Instruction
For each line that holds "MEANWOOD", copy the line out.

Information supplied

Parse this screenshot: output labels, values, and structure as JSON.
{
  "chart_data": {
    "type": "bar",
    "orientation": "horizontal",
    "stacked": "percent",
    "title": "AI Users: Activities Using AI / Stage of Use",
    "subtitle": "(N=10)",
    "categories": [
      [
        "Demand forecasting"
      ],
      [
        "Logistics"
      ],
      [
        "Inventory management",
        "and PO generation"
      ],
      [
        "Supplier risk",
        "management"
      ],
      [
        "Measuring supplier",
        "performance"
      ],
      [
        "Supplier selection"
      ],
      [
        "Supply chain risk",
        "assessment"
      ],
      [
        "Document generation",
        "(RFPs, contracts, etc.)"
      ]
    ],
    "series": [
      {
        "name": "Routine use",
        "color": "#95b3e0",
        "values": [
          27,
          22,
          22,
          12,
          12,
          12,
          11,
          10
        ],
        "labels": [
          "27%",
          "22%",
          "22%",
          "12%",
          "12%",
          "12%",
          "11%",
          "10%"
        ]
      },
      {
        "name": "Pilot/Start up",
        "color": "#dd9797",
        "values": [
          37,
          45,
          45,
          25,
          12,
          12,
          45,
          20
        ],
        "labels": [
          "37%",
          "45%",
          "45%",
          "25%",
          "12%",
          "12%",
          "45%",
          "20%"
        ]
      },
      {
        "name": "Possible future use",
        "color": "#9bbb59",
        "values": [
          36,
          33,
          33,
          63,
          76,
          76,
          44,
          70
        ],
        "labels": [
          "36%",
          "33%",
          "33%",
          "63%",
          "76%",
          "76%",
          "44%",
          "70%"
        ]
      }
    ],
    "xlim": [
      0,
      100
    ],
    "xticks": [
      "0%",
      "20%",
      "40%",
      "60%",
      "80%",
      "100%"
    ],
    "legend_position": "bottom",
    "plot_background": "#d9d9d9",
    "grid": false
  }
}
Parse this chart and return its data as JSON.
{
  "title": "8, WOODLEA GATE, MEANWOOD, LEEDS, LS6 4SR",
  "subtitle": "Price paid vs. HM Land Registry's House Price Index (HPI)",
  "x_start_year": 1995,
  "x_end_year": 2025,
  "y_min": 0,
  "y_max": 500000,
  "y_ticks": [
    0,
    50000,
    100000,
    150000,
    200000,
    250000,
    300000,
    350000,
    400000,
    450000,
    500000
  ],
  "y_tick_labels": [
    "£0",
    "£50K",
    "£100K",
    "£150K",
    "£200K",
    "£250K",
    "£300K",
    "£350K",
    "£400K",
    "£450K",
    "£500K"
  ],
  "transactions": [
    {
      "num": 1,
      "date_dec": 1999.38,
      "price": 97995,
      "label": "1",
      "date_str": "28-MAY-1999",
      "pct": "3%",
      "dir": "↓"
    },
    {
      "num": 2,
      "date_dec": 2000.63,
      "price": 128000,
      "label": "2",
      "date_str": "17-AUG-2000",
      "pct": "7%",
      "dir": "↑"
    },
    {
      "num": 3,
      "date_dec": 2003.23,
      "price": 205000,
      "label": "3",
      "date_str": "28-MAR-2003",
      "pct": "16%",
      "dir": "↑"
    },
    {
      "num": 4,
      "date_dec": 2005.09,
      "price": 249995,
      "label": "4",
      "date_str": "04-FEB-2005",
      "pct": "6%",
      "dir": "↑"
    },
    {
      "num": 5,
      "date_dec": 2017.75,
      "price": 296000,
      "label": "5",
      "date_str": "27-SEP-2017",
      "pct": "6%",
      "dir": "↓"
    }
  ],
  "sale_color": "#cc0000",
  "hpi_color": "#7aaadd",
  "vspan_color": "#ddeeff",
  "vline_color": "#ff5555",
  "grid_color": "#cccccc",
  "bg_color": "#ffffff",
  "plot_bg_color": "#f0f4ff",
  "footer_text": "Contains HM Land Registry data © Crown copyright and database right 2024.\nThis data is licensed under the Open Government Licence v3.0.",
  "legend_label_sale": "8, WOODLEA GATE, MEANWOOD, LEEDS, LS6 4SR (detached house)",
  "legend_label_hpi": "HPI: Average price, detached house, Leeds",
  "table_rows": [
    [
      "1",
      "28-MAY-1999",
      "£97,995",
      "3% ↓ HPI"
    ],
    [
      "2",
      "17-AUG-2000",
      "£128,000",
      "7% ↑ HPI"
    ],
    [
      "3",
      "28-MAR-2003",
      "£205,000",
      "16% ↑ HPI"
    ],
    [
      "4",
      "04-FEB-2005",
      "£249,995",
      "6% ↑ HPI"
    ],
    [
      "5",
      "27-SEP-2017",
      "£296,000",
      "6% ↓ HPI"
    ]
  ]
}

---

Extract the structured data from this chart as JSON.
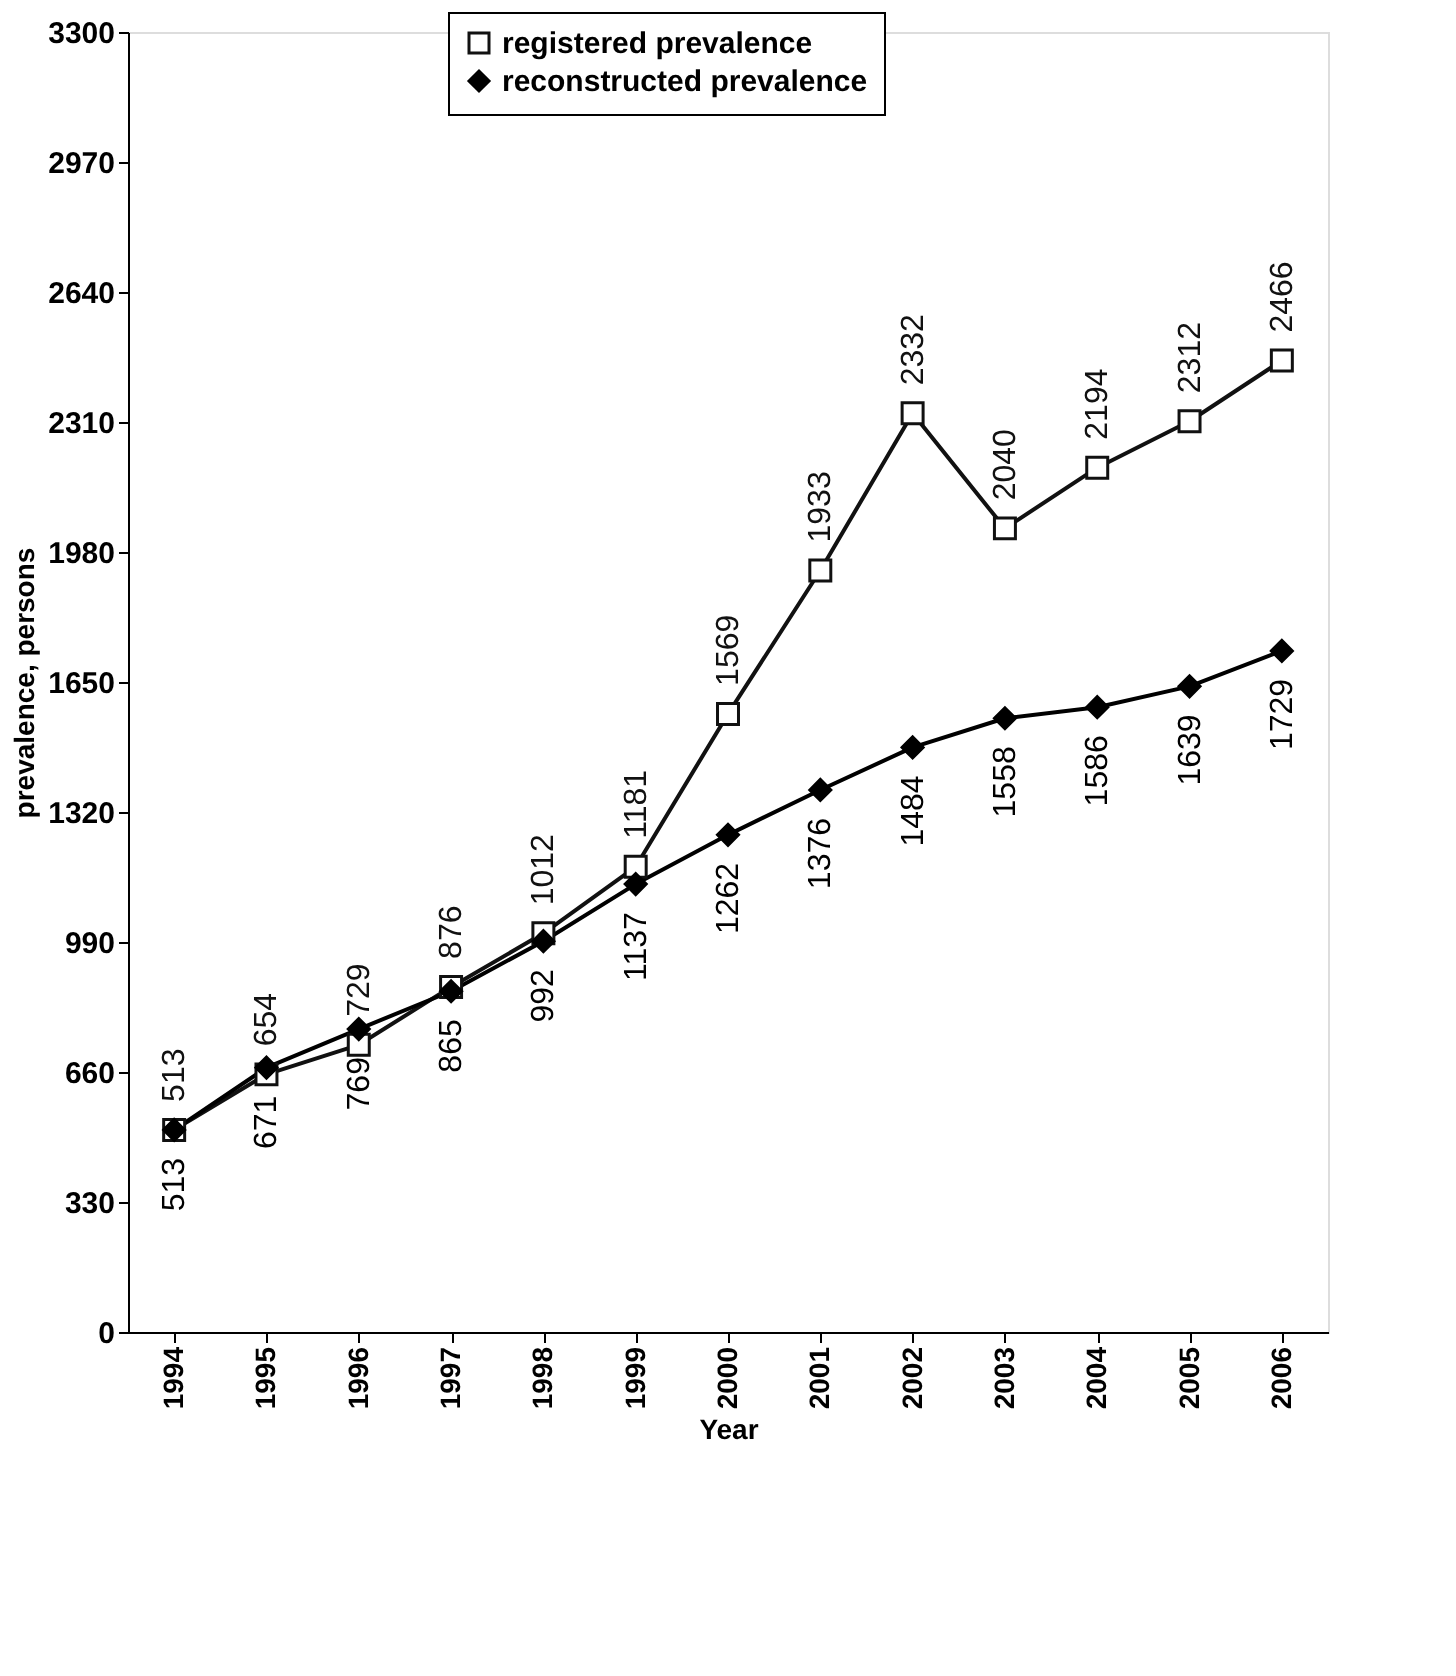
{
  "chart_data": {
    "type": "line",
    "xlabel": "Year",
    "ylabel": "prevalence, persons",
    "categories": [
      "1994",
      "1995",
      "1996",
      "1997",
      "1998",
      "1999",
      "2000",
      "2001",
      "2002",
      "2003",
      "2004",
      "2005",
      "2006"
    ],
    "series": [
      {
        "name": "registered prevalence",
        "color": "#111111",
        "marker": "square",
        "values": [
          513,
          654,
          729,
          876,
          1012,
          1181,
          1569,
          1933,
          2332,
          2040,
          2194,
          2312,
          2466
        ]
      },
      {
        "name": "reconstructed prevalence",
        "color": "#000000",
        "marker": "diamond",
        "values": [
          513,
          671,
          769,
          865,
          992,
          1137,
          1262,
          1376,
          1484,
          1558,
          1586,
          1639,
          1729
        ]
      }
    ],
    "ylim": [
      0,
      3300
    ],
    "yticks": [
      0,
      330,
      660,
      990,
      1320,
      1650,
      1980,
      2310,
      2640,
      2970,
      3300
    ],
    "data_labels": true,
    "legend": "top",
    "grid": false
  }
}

Result for this exercise
  "title": "8, WOODLEA GATE, MEANWOOD, LEEDS, LS6 4SR",
  "legend_label_sale": "8, WOODLEA GATE, MEANWOOD, LEEDS, LS6 4SR (detached house)",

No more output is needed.